━━━ Source data

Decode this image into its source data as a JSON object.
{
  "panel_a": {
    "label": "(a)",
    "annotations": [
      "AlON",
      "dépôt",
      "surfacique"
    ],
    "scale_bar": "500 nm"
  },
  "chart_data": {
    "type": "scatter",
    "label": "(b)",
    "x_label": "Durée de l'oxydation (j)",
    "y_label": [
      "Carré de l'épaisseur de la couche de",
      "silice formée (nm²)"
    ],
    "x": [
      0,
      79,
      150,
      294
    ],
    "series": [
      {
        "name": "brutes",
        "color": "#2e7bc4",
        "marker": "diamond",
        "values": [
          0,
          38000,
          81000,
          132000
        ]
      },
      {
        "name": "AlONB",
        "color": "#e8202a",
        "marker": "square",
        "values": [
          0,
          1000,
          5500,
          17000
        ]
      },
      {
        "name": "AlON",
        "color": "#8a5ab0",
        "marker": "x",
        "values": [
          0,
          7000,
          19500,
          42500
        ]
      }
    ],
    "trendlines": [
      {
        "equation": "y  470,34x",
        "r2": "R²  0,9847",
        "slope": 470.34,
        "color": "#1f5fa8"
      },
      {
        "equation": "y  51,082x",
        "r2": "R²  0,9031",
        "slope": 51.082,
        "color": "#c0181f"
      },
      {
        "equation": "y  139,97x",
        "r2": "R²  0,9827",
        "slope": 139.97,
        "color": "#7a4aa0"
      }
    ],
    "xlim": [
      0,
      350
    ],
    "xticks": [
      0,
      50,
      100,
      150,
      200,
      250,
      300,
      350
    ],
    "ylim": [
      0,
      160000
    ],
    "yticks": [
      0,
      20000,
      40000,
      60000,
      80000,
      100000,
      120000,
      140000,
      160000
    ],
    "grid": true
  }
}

━━━━━━

Requirement → Search the material above for "equation". Pull out each line where it shows up.

Exercise response →
        "equation": "y  470,34x",
        "equation": "y  51,082x",
        "equation": "y  139,97x",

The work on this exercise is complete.